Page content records
================
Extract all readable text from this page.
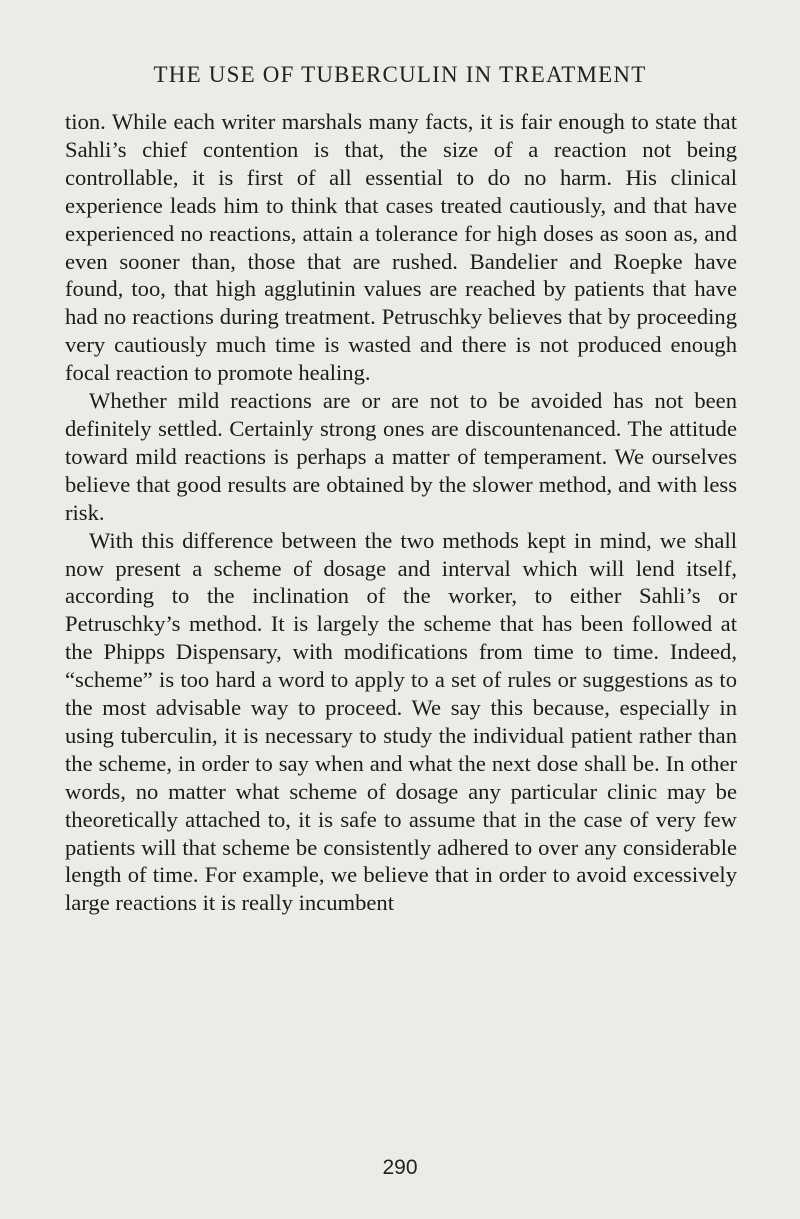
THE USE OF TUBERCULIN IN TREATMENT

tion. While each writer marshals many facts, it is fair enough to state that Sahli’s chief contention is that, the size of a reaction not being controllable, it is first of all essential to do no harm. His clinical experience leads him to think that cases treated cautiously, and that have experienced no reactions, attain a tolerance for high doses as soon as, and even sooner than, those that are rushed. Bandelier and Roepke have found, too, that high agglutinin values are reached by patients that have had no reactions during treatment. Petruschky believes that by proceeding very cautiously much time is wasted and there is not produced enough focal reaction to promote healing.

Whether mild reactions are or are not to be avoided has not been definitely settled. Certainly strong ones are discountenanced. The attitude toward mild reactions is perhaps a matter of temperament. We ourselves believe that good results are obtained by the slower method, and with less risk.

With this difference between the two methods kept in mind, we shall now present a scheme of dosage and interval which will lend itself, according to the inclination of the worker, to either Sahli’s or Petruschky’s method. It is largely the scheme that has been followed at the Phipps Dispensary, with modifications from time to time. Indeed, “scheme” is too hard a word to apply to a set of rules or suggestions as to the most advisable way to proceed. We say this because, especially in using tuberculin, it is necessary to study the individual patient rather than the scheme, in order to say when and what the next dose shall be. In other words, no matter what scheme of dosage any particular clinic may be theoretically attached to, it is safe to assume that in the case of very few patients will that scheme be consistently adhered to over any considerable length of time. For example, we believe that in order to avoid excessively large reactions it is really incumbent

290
================
■ Task statement: Output the data exactly. Pictures don't belong in the result.

■ Exercise answer:
Extract all readable text from this page.
THE USE OF TUBERCULIN IN TREATMENT

tion. While each writer marshals many facts, it is fair enough to state that Sahli’s chief contention is that, the size of a reaction not being controllable, it is first of all essential to do no harm. His clinical experience leads him to think that cases treated cautiously, and that have experienced no reactions, attain a tolerance for high doses as soon as, and even sooner than, those that are rushed. Bandelier and Roepke have found, too, that high agglutinin values are reached by patients that have had no reactions during treatment. Petruschky believes that by proceeding very cautiously much time is wasted and there is not produced enough focal reaction to promote healing.

Whether mild reactions are or are not to be avoided has not been definitely settled. Certainly strong ones are discountenanced. The attitude toward mild reactions is perhaps a matter of temperament. We ourselves believe that good results are obtained by the slower method, and with less risk.

With this difference between the two methods kept in mind, we shall now present a scheme of dosage and interval which will lend itself, according to the inclination of the worker, to either Sahli’s or Petruschky’s method. It is largely the scheme that has been followed at the Phipps Dispensary, with modifications from time to time. Indeed, “scheme” is too hard a word to apply to a set of rules or suggestions as to the most advisable way to proceed. We say this because, especially in using tuberculin, it is necessary to study the individual patient rather than the scheme, in order to say when and what the next dose shall be. In other words, no matter what scheme of dosage any particular clinic may be theoretically attached to, it is safe to assume that in the case of very few patients will that scheme be consistently adhered to over any considerable length of time. For example, we believe that in order to avoid excessively large reactions it is really incumbent

290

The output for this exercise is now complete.